**Supplied data**
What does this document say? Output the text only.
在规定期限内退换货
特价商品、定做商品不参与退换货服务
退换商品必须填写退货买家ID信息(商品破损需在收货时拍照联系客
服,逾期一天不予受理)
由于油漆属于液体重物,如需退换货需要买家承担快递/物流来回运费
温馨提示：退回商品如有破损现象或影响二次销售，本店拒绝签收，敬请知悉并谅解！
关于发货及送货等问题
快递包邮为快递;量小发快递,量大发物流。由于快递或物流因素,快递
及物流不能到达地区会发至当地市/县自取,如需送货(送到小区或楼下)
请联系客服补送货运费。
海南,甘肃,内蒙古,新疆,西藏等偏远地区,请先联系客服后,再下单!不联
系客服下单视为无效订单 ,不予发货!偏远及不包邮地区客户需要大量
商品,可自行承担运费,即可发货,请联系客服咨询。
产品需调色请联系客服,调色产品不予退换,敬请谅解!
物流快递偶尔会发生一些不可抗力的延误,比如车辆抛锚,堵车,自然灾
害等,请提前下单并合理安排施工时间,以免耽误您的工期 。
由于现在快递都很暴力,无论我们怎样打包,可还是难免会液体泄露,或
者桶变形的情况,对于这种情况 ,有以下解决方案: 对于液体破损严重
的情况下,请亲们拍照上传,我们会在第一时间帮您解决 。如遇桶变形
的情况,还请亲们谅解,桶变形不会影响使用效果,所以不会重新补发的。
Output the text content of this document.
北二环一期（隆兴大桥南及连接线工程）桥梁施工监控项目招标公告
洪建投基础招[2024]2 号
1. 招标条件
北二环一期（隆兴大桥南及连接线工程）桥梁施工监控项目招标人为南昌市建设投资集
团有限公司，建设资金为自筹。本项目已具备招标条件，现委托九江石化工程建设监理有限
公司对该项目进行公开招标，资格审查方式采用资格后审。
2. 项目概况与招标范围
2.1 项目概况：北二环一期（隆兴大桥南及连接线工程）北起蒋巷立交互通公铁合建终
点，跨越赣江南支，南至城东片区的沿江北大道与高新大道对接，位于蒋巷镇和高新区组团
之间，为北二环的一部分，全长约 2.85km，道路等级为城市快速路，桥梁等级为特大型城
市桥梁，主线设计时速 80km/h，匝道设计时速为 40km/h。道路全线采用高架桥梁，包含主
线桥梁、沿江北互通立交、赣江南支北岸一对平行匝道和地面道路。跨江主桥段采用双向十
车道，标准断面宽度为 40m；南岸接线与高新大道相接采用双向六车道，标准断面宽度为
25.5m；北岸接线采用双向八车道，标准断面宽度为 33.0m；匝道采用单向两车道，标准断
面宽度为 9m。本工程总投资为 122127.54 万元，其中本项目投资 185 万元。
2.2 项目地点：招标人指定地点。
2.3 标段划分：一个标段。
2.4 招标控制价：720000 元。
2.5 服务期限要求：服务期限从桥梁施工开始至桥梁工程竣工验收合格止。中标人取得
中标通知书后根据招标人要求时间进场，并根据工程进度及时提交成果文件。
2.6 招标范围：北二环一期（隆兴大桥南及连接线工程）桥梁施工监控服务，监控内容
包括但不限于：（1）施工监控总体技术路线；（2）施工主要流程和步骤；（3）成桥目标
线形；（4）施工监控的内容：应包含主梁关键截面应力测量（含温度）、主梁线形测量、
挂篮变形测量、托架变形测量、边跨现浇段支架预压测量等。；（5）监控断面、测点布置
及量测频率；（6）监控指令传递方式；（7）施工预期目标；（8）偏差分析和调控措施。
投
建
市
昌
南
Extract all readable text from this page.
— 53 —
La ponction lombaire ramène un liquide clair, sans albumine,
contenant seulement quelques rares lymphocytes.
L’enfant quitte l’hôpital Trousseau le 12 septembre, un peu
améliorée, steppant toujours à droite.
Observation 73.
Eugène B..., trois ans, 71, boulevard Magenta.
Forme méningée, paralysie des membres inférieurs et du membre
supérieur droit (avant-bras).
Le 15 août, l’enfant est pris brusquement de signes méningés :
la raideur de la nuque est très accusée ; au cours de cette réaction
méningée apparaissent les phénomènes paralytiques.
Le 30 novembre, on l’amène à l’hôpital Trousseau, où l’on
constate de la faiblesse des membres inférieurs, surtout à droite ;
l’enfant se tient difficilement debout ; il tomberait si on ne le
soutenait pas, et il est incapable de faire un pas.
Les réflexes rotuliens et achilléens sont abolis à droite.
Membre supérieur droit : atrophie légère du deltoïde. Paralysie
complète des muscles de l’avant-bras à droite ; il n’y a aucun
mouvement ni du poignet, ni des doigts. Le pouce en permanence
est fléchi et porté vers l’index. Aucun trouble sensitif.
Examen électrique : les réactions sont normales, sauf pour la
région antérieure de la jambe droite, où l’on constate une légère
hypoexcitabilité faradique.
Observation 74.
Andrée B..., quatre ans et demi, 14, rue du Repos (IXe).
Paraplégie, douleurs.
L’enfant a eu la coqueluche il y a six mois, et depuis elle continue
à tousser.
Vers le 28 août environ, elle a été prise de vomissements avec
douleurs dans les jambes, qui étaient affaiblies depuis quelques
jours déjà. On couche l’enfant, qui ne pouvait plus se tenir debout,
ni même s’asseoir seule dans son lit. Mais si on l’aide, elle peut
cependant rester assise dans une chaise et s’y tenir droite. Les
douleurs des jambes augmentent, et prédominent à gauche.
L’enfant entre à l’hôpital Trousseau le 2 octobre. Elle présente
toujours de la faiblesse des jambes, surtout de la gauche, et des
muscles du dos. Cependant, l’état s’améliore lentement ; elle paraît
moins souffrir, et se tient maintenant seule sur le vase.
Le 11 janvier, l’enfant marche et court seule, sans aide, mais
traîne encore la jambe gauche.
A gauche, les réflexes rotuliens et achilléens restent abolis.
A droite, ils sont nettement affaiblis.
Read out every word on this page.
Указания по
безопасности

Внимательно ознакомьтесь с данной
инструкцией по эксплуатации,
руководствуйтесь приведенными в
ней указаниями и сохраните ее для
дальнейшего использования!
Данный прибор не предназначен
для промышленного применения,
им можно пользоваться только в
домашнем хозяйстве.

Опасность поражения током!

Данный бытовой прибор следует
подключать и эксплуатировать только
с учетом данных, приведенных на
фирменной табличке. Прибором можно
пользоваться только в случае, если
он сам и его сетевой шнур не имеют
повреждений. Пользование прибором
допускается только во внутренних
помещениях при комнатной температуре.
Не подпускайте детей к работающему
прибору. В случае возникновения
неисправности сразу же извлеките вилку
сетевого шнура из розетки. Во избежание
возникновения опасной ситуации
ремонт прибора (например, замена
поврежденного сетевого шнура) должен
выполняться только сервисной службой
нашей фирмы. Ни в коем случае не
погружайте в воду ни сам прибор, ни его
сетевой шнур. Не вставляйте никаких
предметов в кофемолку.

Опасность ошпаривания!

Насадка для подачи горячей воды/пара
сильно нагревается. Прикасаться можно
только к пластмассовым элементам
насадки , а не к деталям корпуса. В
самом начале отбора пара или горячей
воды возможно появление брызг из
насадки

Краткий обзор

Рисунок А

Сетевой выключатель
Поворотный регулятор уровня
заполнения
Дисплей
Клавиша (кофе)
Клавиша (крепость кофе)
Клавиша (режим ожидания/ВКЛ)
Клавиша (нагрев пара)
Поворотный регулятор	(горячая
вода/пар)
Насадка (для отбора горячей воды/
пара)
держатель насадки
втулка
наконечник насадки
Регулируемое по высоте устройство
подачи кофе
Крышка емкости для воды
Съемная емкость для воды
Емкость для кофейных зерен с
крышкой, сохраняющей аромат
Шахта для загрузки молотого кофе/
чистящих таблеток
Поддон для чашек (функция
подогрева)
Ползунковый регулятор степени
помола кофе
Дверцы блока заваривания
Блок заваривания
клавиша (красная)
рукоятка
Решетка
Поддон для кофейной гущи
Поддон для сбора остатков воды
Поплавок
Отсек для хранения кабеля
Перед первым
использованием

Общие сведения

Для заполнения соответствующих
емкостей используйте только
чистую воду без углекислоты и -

**What you should do**
Pick out every line above that contains the word "page" and copy it.

**Task output**
Extract all readable text from this page.
Read out every word on this page.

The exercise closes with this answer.